• MATERIAL FOR THIS EXERCISE:
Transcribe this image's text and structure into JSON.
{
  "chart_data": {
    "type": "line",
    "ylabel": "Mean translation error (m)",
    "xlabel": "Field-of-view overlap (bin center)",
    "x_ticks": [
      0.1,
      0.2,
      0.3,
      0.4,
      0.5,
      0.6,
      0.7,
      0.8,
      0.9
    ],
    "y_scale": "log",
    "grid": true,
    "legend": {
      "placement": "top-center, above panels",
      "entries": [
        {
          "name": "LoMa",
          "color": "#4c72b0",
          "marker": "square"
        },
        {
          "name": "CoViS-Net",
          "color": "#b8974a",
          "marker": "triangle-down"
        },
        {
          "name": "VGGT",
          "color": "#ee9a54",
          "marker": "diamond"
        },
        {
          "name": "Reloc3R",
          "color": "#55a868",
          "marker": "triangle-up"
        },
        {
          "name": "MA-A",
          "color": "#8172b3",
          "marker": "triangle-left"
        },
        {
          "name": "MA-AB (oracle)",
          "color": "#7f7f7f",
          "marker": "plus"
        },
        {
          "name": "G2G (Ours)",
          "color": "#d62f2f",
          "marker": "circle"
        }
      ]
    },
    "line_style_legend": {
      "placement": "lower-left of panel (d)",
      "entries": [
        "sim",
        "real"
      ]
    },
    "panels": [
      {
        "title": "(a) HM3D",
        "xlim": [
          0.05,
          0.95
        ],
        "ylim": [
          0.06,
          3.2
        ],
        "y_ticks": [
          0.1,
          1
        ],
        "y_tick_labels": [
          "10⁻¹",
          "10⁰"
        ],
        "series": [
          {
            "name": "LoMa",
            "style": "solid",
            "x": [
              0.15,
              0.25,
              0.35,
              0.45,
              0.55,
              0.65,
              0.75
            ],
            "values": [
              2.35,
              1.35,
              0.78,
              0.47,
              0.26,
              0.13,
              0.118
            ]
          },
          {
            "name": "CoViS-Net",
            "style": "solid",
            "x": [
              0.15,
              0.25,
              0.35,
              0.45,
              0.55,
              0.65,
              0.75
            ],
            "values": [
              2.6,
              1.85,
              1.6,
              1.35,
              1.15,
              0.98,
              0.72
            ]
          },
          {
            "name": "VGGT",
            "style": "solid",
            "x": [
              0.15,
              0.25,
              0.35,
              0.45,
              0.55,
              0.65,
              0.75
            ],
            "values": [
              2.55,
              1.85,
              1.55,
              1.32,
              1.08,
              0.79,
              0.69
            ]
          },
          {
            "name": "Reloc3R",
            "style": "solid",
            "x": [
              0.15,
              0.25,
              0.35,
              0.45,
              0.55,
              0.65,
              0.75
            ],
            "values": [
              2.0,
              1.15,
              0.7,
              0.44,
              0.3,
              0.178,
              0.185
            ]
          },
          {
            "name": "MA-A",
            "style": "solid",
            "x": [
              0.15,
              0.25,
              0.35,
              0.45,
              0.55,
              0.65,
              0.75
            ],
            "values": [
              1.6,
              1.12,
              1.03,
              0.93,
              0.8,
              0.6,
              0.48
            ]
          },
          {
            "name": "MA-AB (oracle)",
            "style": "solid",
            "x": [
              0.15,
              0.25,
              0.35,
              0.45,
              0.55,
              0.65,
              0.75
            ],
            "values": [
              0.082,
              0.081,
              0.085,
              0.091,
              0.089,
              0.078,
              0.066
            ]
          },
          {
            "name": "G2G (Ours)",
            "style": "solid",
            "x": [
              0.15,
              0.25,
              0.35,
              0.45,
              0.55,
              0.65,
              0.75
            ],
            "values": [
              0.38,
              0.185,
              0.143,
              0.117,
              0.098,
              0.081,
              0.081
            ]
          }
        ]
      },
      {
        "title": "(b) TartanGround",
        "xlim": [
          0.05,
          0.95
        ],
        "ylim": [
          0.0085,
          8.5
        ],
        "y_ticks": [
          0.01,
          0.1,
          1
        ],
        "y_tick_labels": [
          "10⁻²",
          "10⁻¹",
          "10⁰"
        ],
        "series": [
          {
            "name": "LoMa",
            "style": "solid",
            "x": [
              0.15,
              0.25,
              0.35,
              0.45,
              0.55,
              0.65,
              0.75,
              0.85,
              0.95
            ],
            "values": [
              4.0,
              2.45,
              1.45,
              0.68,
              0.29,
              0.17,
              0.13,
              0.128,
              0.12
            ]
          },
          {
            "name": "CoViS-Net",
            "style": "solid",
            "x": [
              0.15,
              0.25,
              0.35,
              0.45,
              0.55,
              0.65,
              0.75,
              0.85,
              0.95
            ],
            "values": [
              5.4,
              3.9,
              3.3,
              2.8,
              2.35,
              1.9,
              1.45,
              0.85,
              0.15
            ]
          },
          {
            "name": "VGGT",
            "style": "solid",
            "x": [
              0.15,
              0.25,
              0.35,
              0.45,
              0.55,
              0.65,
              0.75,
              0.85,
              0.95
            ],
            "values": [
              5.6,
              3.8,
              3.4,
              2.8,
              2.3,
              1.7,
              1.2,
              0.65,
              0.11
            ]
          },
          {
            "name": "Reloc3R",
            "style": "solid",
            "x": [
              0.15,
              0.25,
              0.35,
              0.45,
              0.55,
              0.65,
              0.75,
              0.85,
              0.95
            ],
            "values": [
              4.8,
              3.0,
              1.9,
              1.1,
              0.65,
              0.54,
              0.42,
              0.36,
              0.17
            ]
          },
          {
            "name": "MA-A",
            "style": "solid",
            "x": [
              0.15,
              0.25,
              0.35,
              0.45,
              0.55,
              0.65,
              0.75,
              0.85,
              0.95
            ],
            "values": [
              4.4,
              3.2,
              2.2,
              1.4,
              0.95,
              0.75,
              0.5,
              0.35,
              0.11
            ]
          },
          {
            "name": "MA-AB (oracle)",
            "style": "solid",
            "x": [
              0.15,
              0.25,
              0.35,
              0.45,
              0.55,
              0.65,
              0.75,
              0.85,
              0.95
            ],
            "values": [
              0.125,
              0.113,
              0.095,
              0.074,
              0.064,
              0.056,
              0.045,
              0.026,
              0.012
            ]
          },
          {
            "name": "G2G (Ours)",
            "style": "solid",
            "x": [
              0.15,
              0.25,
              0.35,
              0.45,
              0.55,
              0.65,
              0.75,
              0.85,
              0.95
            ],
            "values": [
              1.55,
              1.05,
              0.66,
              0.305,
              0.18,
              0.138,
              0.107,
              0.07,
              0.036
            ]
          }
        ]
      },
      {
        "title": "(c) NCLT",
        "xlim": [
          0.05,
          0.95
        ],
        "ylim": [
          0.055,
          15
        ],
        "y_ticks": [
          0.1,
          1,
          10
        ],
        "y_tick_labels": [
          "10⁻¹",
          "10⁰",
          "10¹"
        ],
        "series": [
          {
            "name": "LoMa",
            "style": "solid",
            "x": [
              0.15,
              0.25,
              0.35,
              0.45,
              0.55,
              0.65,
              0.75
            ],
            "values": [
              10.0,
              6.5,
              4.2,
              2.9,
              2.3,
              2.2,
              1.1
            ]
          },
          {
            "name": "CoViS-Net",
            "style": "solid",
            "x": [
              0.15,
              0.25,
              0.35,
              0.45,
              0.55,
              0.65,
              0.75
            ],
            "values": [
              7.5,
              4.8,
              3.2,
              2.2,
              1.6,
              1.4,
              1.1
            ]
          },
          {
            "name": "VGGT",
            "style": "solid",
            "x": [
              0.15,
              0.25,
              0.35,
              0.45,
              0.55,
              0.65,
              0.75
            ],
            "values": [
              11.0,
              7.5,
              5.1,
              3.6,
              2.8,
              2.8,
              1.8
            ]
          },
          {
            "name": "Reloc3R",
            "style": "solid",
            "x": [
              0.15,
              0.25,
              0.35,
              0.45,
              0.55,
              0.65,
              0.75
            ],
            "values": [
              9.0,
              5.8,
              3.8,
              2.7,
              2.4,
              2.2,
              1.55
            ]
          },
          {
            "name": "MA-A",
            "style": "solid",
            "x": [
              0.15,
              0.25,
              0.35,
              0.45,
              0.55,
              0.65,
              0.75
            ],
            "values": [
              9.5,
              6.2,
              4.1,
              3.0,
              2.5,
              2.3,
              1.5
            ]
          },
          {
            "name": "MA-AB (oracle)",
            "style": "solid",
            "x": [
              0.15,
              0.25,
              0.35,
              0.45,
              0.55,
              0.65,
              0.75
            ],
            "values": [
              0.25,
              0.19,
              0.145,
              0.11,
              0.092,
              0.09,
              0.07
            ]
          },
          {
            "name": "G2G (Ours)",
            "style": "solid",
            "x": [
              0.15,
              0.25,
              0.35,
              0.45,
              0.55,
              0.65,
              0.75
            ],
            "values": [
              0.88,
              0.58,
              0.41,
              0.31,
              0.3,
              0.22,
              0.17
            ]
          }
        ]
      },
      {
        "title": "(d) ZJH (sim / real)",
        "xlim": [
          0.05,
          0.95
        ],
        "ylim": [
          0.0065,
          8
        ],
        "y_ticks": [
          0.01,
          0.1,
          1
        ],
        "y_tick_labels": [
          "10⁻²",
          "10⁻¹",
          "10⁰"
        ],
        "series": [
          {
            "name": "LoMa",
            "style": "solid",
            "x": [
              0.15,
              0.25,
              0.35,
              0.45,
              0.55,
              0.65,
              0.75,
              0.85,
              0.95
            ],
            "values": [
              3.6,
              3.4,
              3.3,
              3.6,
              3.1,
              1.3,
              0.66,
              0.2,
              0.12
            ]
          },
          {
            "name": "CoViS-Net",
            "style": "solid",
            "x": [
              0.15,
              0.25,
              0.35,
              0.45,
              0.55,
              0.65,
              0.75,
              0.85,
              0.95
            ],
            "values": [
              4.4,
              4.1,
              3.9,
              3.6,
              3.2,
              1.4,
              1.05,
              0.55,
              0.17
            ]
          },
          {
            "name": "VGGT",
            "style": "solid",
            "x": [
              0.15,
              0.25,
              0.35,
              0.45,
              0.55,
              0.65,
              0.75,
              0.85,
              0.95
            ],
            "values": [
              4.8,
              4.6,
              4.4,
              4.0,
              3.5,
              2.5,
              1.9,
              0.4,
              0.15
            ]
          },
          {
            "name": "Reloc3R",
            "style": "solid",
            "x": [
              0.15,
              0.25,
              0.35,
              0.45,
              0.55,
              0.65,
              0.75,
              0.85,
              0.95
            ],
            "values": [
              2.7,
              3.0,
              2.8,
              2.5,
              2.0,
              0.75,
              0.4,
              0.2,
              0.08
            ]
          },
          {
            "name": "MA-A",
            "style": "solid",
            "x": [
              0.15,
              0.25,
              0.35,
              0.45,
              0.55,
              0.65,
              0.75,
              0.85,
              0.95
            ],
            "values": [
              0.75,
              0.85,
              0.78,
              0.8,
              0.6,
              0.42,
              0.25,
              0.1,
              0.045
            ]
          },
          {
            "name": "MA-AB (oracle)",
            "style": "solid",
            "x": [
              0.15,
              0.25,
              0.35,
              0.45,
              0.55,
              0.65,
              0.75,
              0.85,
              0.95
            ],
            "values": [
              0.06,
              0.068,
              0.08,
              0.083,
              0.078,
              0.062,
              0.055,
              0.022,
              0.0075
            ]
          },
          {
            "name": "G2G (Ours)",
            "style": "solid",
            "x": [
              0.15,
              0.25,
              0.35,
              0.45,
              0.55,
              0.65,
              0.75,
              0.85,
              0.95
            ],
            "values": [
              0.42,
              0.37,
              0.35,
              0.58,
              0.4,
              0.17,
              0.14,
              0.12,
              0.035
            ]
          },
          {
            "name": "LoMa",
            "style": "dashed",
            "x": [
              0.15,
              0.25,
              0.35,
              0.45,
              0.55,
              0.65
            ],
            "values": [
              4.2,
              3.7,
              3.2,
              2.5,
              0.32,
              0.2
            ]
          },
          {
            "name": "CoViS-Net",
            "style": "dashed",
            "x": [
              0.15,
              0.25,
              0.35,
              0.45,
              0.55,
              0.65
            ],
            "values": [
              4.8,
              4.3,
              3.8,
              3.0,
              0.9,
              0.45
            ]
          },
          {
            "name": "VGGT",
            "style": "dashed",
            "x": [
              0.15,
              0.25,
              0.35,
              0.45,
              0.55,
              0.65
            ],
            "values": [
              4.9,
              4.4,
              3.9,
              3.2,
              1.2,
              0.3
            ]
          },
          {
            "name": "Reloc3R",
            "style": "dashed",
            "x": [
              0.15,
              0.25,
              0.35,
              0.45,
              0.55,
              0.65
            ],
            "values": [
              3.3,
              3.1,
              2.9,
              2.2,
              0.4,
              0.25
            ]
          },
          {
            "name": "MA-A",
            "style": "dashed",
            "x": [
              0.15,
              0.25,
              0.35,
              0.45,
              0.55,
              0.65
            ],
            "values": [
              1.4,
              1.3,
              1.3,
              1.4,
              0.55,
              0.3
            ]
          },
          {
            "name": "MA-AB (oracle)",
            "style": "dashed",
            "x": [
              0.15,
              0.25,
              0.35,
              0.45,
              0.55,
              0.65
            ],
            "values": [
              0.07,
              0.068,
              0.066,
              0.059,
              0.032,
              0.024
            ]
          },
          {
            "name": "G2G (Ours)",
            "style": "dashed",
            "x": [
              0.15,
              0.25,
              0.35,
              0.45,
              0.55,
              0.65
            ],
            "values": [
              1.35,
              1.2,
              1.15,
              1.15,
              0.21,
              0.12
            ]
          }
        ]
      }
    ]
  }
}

• GOAL: In the entries above, find the lines containing the word "left" and say how many there are, with no other words.

• IN RESPONSE: 2